(Data entries)

+ + + + +

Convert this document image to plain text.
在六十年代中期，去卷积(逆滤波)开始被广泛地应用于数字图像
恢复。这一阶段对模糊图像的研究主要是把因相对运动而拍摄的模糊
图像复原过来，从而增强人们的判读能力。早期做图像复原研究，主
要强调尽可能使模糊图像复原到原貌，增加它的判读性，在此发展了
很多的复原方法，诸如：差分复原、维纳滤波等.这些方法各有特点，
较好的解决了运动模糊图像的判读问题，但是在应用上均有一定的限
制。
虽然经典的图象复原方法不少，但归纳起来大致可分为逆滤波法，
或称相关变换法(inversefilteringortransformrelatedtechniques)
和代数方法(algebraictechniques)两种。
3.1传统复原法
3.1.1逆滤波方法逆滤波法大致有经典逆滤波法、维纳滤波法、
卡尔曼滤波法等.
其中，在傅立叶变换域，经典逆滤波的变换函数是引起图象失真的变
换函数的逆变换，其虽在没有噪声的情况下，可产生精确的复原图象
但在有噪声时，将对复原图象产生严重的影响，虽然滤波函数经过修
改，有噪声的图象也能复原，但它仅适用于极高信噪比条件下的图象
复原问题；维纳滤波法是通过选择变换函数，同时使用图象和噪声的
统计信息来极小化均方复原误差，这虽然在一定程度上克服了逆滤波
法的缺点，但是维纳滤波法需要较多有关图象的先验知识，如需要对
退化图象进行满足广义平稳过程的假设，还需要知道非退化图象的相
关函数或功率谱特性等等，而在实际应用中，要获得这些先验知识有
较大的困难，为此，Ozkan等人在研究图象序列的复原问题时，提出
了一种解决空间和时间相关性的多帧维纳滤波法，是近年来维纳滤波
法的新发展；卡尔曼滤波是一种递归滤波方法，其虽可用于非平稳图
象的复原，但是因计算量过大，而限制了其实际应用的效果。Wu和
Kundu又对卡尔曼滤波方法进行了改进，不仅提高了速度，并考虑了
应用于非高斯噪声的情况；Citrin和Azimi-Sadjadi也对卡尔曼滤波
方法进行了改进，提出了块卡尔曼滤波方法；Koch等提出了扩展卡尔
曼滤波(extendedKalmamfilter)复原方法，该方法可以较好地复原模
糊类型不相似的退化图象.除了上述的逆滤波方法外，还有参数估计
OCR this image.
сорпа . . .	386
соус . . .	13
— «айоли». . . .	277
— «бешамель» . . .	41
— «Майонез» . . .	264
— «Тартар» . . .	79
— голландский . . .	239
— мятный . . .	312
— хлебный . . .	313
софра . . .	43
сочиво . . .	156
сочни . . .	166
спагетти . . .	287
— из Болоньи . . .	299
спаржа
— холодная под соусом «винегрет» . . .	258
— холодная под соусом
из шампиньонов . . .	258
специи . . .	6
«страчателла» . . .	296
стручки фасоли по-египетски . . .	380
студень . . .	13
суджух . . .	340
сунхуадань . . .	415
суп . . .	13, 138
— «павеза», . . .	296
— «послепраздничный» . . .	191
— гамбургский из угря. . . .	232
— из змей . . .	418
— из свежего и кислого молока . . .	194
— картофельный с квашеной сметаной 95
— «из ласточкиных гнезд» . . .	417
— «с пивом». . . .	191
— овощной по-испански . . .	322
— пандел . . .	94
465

+ + + + +

Find how many lines include the string "this" and report that number alone.

**Output of the exercise:** 2